CONSIGNE A
Selon le texte fourni, pourquoi beaucoup de gens jugent-ils problématique l'évaluation de l'expression et de l'implication ? Expliquez-le en une à trois phrases.

TEXTE FOURNI
Evaluer les apprentissages en éducation artistique. Pourquoi ? Comment ? article collectif

 

 

Revue en ligne CréAtions n°189 "Images séquentielles"
annoncée dans le Nouvel Educateur n°189 - Publication : septembre 2008

Article collectif

 

 

 

Evaluer les apprentissages en éducation artistique.

Pourquoi ? Comment ?

Réponses, témoignages de pratiques

 

Véronique Decker - Enseignante et Directrice de l' Ecole primaire Marie Curie, Bobigny (Seine Saint Denis)

Pour beaucoup de gens,l’évaluation de l’expression et de l’implication pose problème, car elle ne peut être donnée par un “brevet”, ni par une “note”. Et bien sur, dans l’imaginaire des parents, des enseignants et des élèves, un travail non noté, non “breveté” est au fond un travail “qui ne compte pas... Comment faire alors ? Comment donner de la “valeur” à une “création” ?

Extrait d'un jeu de données
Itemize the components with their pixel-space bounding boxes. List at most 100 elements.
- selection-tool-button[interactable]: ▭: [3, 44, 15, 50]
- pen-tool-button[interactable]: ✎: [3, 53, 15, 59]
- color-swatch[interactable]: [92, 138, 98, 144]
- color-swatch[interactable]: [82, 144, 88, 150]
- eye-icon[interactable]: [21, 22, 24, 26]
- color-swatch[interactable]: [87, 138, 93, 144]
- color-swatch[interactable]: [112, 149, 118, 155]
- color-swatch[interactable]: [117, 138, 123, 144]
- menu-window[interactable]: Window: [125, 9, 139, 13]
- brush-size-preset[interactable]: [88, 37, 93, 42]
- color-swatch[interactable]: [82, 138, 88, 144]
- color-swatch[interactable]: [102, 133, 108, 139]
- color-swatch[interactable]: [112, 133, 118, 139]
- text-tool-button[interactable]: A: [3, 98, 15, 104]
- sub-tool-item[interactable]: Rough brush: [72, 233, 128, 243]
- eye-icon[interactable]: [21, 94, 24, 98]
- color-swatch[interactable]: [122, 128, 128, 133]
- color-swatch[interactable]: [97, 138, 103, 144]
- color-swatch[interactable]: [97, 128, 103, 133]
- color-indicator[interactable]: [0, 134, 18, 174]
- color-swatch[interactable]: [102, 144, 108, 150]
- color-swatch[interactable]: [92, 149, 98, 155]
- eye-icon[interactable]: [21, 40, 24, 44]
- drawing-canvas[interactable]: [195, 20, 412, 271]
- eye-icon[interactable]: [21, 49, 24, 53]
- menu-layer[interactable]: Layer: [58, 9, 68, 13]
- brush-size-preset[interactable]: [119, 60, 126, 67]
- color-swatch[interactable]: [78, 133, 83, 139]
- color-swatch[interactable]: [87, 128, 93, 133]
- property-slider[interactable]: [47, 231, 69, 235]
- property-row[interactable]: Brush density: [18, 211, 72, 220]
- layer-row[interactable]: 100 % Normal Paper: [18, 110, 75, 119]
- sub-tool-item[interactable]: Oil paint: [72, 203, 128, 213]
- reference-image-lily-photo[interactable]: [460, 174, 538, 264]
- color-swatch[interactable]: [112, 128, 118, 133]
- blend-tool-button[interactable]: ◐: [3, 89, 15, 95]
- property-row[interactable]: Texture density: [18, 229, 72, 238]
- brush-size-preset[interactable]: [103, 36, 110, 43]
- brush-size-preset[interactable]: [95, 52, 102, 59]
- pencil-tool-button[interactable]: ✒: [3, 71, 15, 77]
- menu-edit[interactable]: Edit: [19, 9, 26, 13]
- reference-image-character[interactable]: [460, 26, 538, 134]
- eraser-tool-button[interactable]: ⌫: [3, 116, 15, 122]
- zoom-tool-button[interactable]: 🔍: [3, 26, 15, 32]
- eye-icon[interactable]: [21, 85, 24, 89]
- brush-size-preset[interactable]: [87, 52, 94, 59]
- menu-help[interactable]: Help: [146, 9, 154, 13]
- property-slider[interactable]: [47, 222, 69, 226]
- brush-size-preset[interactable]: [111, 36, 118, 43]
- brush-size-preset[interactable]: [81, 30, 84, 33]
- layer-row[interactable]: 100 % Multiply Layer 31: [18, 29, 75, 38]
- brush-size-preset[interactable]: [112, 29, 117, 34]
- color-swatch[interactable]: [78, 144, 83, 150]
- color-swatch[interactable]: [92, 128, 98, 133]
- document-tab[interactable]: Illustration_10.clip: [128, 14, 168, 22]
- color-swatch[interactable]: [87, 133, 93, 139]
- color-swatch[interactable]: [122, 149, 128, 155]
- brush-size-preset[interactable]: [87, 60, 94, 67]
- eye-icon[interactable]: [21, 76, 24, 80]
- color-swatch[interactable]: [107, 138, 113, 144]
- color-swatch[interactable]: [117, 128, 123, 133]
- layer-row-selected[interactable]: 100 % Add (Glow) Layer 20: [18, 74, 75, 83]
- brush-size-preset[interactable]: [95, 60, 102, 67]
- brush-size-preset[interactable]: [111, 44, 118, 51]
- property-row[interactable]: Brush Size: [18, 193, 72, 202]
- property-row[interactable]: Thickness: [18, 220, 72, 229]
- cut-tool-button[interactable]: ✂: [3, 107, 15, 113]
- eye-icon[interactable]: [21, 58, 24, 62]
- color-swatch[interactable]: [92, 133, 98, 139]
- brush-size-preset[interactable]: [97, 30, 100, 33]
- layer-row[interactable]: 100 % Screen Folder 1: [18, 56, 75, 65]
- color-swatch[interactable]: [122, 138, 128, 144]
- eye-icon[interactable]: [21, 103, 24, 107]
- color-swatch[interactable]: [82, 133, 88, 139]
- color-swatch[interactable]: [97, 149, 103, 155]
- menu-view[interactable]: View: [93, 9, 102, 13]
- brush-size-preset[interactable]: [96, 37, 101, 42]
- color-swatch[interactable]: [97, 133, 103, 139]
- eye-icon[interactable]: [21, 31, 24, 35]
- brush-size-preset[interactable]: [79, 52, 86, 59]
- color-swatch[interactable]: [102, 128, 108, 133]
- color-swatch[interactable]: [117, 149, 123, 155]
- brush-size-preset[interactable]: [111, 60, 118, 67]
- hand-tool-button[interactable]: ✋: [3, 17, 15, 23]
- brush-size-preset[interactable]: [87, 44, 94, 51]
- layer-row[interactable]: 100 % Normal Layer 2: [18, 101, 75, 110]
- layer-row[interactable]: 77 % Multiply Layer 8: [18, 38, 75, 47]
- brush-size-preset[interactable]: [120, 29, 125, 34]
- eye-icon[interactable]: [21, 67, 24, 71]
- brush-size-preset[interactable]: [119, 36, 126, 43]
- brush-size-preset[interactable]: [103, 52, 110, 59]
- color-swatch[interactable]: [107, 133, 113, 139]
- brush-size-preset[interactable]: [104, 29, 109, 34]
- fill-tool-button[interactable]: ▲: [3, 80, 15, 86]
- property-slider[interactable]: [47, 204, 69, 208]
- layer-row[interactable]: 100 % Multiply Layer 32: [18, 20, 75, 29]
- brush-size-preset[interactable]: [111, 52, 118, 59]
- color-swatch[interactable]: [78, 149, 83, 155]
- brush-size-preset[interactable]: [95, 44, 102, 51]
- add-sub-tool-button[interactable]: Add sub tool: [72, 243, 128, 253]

CONSIGNE B
Recopiez à l'identique la partie des enregistrements qui va de leur début jusqu'à la ligne contenant « - color-swatch[interactable]: [87, 138, 93, 144] », celle-ci comprise.

RÉSULTAT A
Cette évaluation ne peut être donnée ni par un « brevet » ni par une « note ». Or, dans l'imaginaire des parents, des enseignants et des élèves, un travail non noté et non « breveté » est au fond un travail « qui ne compte pas ».

RÉSULTAT B
Itemize the components with their pixel-space bounding boxes. List at most 100 elements.
- selection-tool-button[interactable]: ▭: [3, 44, 15, 50]
- pen-tool-button[interactable]: ✎: [3, 53, 15, 59]
- color-swatch[interactable]: [92, 138, 98, 144]
- color-swatch[interactable]: [82, 144, 88, 150]
- eye-icon[interactable]: [21, 22, 24, 26]
- color-swatch[interactable]: [87, 138, 93, 144]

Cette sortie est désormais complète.